Problem details => Filter the records below down to lines containing "JSON".

Entries supplied =>
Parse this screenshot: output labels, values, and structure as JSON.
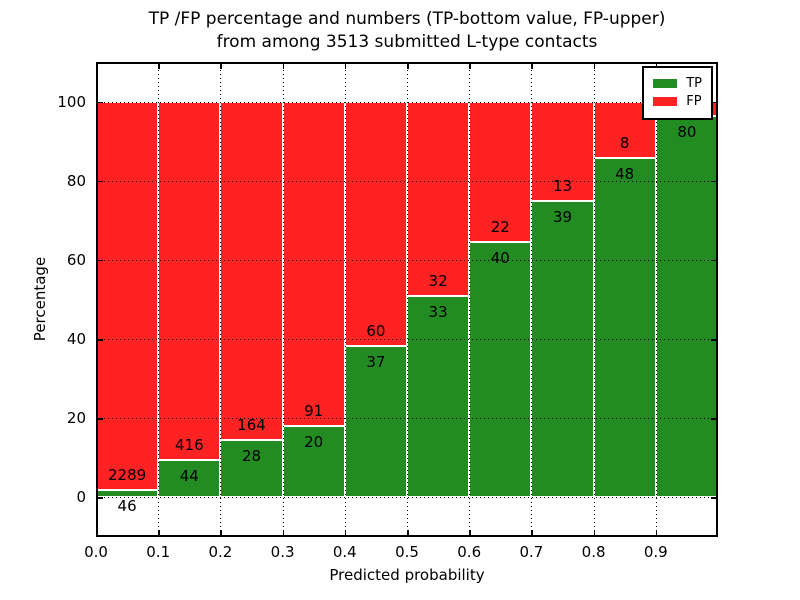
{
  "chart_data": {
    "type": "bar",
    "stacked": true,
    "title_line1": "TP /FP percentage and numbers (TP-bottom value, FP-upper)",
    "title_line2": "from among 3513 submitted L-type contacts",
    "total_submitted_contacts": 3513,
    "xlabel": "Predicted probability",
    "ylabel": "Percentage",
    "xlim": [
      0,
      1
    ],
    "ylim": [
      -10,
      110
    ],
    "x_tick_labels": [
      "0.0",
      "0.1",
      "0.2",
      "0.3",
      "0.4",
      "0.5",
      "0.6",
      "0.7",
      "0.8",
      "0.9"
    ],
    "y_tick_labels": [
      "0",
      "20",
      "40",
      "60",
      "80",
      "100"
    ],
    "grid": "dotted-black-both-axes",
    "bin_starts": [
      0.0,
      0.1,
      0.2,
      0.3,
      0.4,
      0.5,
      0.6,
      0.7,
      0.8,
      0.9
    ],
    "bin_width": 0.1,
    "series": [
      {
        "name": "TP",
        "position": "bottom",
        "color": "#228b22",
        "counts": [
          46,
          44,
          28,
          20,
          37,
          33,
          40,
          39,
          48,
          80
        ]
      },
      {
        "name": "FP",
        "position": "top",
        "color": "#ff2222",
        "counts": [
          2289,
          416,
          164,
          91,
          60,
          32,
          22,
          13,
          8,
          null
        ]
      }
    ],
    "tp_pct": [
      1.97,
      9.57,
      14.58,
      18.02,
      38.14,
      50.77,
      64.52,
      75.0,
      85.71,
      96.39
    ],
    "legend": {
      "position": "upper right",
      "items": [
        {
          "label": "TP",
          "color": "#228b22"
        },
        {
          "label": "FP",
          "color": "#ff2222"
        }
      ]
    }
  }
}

==

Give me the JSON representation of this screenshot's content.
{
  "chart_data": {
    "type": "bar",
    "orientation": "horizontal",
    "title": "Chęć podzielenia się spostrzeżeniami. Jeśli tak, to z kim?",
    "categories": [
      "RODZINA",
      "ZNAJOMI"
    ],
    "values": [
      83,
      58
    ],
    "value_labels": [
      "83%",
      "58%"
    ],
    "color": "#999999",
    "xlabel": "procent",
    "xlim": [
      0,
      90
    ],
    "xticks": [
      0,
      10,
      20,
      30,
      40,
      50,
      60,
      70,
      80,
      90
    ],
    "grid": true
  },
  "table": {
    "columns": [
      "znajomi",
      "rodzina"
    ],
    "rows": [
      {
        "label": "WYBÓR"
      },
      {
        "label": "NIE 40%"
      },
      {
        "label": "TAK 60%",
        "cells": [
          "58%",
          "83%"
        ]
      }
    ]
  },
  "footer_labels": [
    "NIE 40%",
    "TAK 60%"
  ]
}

---

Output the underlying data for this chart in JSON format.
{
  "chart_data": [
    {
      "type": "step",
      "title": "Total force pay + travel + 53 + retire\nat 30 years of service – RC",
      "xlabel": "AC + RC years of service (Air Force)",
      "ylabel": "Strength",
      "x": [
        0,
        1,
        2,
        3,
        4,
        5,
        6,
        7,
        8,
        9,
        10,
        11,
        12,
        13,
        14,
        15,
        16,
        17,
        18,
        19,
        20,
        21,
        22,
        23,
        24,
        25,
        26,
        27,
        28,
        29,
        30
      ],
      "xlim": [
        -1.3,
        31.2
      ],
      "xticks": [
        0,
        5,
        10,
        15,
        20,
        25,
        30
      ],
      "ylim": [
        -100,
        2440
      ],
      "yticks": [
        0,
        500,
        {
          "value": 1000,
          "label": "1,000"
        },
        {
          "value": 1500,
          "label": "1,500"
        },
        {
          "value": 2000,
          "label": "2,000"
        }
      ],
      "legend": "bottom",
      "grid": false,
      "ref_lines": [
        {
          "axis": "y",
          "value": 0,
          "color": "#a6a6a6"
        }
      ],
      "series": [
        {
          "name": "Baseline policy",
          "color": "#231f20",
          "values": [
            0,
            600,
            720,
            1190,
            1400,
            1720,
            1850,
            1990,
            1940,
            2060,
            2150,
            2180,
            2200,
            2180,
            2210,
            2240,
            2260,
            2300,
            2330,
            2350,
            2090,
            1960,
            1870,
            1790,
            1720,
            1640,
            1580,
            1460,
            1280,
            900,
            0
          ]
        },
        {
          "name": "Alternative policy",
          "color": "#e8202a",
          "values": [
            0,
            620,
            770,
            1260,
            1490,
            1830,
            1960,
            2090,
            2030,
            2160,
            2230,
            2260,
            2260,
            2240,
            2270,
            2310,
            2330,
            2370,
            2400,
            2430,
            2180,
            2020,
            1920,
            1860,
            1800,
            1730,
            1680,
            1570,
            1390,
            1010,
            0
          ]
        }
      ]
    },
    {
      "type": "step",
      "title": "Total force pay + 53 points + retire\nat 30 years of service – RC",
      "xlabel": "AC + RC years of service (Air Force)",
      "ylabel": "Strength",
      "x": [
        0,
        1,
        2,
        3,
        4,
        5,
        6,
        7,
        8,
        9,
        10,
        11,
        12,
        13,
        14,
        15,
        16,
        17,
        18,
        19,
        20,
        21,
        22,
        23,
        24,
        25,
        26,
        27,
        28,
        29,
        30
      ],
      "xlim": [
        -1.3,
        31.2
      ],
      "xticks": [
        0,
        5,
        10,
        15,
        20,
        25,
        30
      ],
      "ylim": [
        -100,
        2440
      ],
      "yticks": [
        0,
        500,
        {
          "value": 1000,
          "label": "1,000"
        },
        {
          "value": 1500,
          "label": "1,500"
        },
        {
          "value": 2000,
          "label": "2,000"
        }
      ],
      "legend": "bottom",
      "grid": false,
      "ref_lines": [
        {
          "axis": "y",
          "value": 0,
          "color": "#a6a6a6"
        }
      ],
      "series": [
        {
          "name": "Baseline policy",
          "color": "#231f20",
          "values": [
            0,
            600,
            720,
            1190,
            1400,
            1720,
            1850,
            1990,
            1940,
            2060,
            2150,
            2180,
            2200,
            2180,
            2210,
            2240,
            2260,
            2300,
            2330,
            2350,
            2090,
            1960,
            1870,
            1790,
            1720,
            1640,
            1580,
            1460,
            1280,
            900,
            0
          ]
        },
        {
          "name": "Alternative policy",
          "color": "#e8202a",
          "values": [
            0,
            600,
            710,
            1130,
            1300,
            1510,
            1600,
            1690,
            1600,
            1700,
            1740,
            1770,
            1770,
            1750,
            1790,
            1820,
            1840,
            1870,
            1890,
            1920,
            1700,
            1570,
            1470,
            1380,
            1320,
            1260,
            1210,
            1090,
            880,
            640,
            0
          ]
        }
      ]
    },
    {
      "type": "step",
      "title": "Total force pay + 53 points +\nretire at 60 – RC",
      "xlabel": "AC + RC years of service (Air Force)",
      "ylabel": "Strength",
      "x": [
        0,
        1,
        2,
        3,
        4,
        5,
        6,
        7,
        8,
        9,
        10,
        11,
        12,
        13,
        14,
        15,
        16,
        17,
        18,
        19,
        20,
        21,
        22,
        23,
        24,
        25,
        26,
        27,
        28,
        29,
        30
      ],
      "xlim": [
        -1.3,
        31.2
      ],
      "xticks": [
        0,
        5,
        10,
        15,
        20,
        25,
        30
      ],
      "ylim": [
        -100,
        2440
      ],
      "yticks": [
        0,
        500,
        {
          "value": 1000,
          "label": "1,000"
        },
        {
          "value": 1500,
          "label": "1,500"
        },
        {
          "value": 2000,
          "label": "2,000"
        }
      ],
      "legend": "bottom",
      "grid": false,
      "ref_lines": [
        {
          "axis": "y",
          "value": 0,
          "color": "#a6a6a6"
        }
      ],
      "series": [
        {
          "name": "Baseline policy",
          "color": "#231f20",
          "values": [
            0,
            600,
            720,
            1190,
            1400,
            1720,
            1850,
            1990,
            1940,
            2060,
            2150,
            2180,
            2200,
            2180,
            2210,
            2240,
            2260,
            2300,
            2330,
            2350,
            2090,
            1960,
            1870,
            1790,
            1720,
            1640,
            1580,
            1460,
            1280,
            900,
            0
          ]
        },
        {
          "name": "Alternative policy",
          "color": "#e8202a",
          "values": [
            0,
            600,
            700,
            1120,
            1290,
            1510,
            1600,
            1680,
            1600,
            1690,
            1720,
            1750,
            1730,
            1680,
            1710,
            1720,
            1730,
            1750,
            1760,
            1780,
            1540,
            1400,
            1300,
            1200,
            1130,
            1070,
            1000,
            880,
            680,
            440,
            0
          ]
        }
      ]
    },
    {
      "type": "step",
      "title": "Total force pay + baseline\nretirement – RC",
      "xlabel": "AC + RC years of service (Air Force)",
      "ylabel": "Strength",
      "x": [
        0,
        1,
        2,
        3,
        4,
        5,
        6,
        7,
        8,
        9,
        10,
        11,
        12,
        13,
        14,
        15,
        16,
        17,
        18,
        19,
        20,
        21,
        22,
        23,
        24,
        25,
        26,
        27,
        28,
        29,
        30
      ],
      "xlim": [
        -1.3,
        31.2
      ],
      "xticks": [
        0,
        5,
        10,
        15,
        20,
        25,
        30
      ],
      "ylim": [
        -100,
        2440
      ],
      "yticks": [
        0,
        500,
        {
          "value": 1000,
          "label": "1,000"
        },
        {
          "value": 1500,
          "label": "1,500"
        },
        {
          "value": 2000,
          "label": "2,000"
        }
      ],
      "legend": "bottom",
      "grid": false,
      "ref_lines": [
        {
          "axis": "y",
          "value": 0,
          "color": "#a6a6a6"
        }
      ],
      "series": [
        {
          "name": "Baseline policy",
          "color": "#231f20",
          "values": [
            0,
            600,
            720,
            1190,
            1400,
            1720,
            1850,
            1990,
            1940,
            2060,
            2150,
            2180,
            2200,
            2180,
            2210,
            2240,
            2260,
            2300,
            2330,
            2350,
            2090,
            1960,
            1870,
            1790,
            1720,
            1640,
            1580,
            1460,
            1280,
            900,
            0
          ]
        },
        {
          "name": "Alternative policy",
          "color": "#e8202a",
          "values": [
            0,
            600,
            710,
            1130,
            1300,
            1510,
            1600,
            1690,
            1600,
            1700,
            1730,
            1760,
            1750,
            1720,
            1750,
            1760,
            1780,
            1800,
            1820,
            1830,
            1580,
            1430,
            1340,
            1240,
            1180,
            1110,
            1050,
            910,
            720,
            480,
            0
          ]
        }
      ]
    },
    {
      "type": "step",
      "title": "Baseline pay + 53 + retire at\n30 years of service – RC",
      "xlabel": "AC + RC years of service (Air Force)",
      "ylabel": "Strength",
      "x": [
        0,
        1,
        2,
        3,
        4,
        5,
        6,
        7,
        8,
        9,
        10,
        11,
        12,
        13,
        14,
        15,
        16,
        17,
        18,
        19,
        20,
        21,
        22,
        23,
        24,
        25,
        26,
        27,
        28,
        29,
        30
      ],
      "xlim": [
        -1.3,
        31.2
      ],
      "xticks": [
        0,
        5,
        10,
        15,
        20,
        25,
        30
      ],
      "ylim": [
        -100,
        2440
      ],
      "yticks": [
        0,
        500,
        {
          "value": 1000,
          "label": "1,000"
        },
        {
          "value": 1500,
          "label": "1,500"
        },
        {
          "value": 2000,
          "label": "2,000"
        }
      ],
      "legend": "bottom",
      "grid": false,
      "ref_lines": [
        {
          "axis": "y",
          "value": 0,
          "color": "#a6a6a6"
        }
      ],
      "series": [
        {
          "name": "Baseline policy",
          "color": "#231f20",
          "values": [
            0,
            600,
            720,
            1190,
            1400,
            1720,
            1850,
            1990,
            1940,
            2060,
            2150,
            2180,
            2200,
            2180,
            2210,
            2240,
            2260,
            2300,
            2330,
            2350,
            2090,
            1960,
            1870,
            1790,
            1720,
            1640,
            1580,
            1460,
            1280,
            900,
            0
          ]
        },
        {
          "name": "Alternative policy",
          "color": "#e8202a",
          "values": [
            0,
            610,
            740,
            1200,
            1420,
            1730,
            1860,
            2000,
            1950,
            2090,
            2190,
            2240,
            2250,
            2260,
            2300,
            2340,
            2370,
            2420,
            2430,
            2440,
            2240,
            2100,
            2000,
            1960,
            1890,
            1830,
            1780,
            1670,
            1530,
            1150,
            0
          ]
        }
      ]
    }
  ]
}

Result =>
Parse this screenshot: output labels, values, and structure as JSON.
Give me the JSON representation of this screenshot's content.
Output the underlying data for this chart in JSON format.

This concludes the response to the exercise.